[Work to complete]:
From the entries below, copy every line that holds the word "Forecast".

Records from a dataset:
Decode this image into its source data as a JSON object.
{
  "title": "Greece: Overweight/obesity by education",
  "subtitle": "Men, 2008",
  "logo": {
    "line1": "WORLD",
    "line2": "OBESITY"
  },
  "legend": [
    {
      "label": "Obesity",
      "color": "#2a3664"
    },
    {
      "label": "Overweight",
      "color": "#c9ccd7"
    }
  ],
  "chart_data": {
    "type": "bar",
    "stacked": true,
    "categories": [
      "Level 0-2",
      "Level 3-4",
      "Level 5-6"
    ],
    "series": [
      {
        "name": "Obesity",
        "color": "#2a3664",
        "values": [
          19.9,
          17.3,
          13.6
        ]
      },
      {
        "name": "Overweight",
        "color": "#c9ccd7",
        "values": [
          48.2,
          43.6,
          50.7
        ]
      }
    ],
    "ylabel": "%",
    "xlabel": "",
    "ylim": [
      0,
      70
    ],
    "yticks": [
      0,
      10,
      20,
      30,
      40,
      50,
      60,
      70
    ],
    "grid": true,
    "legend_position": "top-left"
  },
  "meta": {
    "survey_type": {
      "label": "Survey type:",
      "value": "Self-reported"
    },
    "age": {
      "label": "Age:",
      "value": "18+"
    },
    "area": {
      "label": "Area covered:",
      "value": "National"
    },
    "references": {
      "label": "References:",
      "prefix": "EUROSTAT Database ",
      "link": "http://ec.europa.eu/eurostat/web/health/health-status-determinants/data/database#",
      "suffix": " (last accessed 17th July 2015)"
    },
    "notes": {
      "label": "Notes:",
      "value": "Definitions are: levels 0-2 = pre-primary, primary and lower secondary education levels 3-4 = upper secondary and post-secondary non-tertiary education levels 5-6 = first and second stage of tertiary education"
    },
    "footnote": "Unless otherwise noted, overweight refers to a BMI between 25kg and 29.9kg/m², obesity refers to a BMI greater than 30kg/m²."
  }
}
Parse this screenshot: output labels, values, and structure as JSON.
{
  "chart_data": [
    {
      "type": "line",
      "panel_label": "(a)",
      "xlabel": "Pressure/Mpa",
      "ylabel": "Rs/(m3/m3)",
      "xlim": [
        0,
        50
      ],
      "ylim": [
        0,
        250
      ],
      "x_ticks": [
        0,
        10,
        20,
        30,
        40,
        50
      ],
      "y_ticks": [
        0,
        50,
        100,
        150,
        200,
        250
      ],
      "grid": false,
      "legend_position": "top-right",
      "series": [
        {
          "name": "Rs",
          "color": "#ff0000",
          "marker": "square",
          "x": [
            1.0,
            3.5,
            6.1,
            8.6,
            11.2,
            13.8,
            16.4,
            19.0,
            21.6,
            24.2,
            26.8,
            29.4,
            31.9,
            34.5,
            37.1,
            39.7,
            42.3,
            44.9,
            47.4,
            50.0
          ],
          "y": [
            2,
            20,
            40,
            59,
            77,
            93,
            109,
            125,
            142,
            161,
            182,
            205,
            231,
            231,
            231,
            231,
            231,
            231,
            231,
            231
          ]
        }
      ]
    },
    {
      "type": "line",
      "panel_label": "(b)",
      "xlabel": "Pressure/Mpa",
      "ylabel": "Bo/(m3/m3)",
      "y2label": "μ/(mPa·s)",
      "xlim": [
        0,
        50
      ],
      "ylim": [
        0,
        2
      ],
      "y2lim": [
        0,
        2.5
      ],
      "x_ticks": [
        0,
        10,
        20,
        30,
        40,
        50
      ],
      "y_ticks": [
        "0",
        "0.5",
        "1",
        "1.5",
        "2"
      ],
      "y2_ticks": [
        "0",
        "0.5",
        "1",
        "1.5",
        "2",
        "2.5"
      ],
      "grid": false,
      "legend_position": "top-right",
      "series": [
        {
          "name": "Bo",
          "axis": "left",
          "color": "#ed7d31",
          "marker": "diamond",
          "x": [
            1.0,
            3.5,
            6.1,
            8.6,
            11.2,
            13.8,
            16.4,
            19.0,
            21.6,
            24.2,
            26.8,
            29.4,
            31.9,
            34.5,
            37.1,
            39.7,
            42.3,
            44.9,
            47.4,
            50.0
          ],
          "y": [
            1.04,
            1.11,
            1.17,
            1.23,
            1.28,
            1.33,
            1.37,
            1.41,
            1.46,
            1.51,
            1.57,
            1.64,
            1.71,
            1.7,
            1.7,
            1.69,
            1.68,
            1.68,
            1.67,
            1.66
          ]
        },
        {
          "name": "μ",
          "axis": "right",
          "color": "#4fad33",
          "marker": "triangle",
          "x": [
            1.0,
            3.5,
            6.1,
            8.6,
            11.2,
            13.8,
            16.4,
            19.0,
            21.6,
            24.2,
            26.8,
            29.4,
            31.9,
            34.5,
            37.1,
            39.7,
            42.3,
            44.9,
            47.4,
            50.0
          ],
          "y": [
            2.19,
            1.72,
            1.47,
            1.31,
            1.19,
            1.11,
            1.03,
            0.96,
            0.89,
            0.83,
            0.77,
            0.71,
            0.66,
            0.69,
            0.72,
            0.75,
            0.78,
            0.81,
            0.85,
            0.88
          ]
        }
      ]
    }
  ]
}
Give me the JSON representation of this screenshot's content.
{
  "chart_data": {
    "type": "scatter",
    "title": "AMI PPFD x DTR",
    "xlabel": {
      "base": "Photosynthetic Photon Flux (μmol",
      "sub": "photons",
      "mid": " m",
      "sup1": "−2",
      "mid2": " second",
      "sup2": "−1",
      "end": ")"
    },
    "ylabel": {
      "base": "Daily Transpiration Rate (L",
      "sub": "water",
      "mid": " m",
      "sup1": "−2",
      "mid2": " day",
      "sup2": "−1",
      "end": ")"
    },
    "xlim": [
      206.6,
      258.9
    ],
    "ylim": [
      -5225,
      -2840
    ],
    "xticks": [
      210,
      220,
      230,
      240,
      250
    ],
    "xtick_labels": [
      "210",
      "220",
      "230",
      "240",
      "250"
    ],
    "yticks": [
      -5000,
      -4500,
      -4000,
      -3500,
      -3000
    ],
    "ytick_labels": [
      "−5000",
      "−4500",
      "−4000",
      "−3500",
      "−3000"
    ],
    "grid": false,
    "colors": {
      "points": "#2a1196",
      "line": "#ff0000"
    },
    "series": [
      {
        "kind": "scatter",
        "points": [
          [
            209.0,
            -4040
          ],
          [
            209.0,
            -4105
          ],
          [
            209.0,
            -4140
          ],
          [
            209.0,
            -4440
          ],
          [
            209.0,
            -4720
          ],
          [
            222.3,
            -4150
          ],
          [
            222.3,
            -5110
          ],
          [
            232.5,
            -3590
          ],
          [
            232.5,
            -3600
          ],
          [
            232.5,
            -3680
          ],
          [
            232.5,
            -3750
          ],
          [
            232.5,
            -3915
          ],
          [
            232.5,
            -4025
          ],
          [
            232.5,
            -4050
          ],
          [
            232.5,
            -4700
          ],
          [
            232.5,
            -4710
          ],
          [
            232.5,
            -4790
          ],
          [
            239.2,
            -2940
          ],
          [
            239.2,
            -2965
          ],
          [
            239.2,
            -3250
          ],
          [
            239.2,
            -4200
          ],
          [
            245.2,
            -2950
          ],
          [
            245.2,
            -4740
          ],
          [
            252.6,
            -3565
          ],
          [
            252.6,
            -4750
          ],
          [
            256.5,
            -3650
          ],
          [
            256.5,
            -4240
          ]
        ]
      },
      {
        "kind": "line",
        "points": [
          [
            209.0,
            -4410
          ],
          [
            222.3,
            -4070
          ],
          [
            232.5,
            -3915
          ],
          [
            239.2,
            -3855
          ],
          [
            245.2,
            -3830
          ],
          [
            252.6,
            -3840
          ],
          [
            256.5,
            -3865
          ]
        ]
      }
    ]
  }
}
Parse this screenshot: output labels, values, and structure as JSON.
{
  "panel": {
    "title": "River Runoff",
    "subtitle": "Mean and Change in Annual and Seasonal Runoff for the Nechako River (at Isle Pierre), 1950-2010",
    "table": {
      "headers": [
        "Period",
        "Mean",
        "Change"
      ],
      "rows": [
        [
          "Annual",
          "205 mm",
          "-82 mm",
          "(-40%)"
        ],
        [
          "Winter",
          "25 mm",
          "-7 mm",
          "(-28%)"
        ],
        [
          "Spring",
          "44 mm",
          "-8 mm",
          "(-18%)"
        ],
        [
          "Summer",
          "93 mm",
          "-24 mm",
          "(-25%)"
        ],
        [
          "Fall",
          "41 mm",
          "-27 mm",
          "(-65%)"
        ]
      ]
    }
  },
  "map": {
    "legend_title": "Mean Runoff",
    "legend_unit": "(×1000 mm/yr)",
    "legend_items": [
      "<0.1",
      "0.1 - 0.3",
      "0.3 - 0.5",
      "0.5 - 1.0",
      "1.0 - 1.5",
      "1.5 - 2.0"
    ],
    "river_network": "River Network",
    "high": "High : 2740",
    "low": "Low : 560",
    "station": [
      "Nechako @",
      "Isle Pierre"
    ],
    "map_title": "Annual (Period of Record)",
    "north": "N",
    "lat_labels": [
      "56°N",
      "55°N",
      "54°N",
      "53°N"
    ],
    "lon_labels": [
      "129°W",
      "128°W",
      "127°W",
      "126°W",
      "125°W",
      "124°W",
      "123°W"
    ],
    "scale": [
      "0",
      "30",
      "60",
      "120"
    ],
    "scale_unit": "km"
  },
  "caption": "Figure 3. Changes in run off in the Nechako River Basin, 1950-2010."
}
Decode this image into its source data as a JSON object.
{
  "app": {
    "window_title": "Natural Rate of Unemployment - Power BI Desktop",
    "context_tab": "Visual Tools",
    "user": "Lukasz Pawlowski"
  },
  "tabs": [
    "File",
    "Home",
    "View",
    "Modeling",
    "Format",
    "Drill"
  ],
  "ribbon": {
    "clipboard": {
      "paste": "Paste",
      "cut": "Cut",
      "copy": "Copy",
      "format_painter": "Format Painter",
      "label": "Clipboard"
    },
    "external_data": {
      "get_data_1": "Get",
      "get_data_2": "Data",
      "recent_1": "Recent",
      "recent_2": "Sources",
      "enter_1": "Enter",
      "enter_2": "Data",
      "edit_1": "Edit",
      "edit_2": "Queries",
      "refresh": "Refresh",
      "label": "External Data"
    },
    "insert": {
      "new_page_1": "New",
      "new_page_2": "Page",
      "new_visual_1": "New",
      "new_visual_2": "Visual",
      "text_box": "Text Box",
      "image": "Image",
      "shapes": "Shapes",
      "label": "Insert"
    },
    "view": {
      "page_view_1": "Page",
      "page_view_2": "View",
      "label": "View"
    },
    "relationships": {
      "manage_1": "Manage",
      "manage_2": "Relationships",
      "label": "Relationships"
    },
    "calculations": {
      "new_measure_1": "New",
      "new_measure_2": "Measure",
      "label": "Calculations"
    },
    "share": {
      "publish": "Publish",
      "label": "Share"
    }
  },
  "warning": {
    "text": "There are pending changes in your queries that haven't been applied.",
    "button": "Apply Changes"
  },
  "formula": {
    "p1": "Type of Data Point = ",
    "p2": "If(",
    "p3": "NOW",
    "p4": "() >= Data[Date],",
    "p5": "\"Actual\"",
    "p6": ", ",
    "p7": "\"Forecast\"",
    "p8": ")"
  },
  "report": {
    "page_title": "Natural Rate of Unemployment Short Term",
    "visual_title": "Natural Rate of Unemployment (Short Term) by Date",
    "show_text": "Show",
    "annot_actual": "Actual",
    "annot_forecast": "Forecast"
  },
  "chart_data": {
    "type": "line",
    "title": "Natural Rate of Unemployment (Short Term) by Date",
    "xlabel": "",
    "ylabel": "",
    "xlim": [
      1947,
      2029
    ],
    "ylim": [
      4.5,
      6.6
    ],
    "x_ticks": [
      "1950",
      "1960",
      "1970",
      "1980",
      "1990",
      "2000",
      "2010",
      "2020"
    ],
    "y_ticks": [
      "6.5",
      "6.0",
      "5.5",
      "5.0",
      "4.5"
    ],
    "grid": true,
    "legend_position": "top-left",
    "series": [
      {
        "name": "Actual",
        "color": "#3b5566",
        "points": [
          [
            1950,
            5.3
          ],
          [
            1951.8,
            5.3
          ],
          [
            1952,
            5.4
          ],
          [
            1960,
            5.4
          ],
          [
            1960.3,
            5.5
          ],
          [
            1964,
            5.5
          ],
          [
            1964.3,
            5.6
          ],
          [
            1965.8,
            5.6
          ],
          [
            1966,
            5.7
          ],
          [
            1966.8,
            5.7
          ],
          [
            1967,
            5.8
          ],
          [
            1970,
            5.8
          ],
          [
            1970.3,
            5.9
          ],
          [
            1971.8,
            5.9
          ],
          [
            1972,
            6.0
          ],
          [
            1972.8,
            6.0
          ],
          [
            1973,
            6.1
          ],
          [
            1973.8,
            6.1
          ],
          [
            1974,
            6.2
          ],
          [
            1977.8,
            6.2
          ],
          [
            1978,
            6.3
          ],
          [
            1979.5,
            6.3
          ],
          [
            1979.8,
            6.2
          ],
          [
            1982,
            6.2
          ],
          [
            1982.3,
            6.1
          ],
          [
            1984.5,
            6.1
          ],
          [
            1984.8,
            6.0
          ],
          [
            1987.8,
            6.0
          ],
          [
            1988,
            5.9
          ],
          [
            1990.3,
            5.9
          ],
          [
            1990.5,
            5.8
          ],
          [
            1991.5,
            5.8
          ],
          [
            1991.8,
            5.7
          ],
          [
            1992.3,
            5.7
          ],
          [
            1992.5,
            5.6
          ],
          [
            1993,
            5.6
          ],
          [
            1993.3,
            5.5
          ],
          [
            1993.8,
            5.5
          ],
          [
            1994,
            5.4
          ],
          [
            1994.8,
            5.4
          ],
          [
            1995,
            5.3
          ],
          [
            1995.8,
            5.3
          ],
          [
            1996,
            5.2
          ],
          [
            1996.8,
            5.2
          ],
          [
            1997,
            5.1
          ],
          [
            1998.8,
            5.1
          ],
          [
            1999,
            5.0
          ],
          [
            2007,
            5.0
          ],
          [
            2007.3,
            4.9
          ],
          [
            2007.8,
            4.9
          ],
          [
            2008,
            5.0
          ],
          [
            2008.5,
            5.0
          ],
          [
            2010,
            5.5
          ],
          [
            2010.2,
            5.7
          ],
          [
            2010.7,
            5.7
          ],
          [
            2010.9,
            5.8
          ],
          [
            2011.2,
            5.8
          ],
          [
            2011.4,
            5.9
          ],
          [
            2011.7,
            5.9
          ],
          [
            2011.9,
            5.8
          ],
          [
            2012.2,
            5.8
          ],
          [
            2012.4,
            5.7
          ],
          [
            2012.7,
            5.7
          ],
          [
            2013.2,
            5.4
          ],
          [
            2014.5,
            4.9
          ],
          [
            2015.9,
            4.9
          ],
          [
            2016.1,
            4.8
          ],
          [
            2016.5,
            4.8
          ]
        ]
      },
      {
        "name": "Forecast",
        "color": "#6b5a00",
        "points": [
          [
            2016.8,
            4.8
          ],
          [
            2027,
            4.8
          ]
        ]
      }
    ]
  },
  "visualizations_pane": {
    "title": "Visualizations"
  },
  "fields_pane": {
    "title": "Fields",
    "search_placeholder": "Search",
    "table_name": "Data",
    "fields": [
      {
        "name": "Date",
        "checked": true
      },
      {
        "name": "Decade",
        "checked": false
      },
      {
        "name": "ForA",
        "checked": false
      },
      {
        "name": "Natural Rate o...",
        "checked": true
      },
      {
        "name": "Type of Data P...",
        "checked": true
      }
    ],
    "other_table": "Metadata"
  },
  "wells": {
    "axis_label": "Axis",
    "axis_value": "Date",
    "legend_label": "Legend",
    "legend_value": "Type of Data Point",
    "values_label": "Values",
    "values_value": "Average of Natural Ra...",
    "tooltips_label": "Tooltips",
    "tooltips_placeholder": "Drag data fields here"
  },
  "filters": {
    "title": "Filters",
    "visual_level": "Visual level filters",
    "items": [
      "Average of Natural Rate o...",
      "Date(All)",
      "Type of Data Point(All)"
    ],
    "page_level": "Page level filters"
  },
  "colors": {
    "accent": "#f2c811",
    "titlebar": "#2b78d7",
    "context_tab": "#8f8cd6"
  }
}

[Response below]:
    "p7": "\"Forecast\"",
    "annot_forecast": "Forecast"
        "name": "Forecast",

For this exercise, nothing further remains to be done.